──────── INFORMATION SHOWN ────────
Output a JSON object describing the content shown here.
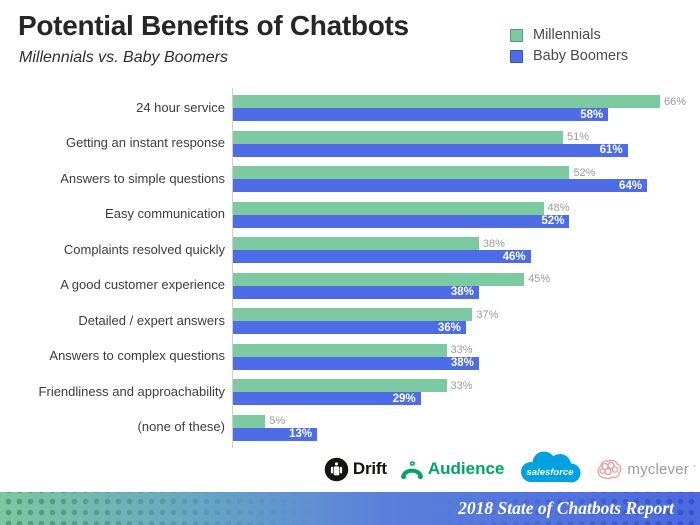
{
  "header": {
    "title": "Potential Benefits of Chatbots",
    "subtitle": "Millennials vs. Baby Boomers"
  },
  "legend": [
    {
      "label": "Millennials",
      "color": "#7dc9a2"
    },
    {
      "label": "Baby Boomers",
      "color": "#4d6ce5"
    }
  ],
  "chart_data": {
    "type": "bar",
    "orientation": "horizontal",
    "title": "Potential Benefits of Chatbots",
    "subtitle": "Millennials vs. Baby Boomers",
    "value_suffix": "%",
    "xlim": [
      0,
      70
    ],
    "grid": false,
    "legend_position": "top-right",
    "categories": [
      "24 hour service",
      "Getting an instant response",
      "Answers to simple questions",
      "Easy communication",
      "Complaints resolved quickly",
      "A good customer experience",
      "Detailed / expert answers",
      "Answers to complex questions",
      "Friendliness and approachability",
      "(none of these)"
    ],
    "series": [
      {
        "name": "Millennials",
        "color": "#7dc9a2",
        "label_style": "outside-gray",
        "values": [
          66,
          51,
          52,
          48,
          38,
          45,
          37,
          33,
          33,
          5
        ]
      },
      {
        "name": "Baby Boomers",
        "color": "#4d6ce5",
        "label_style": "inside-white",
        "values": [
          58,
          61,
          64,
          52,
          46,
          38,
          36,
          38,
          29,
          13
        ]
      }
    ]
  },
  "footer": {
    "logos": [
      {
        "label": "Drift"
      },
      {
        "label": "Audience"
      },
      {
        "label": "salesforce"
      },
      {
        "label": "myclever"
      }
    ],
    "banner_text": "2018 State of Chatbots Report"
  },
  "colors": {
    "millennials_green": "#7dc9a2",
    "boomers_blue": "#4d6ce5",
    "value_label_gray": "#9b9b9b",
    "axis_line": "#cfcfcf",
    "banner_gradient_left": "#7cc79f",
    "banner_gradient_right": "#4b69e0",
    "drift_black": "#16130f",
    "audience_green": "#00a561",
    "salesforce_blue": "#00a1e0",
    "myclever_pink": "#e59d9d"
  }
}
────────
## WHAT THE EXERCISE ASKS
Reproduce each line of the entries in which the word "subtitle" is found.

## PROBLEM SOLUTION
    "subtitle": "Millennials vs. Baby Boomers"
    "subtitle": "Millennials vs. Baby Boomers",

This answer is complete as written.